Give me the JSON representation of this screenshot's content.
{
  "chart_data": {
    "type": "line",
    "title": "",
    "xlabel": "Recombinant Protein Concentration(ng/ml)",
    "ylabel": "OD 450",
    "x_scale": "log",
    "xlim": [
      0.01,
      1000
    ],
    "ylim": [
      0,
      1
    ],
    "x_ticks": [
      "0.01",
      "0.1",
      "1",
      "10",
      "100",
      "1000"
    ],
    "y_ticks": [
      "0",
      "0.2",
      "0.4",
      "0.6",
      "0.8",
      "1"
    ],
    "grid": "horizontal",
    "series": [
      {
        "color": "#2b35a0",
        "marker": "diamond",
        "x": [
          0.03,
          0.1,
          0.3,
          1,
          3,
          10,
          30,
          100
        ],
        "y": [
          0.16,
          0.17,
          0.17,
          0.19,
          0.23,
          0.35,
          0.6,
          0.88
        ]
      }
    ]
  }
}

▶ [Work instructions] Copy out the full listing exactly.

▶ [Task answer]
Give me the JSON representation of this screenshot's content.
{
  "chart_data": {
    "type": "line",
    "title": "",
    "xlabel": "Recombinant Protein Concentration(ng/ml)",
    "ylabel": "OD 450",
    "x_scale": "log",
    "xlim": [
      0.01,
      1000
    ],
    "ylim": [
      0,
      1
    ],
    "x_ticks": [
      "0.01",
      "0.1",
      "1",
      "10",
      "100",
      "1000"
    ],
    "y_ticks": [
      "0",
      "0.2",
      "0.4",
      "0.6",
      "0.8",
      "1"
    ],
    "grid": "horizontal",
    "series": [
      {
        "color": "#2b35a0",
        "marker": "diamond",
        "x": [
          0.03,
          0.1,
          0.3,
          1,
          3,
          10,
          30,
          100
        ],
        "y": [
          0.16,
          0.17,
          0.17,
          0.19,
          0.23,
          0.35,
          0.6,
          0.88
        ]
      }
    ]
  }
}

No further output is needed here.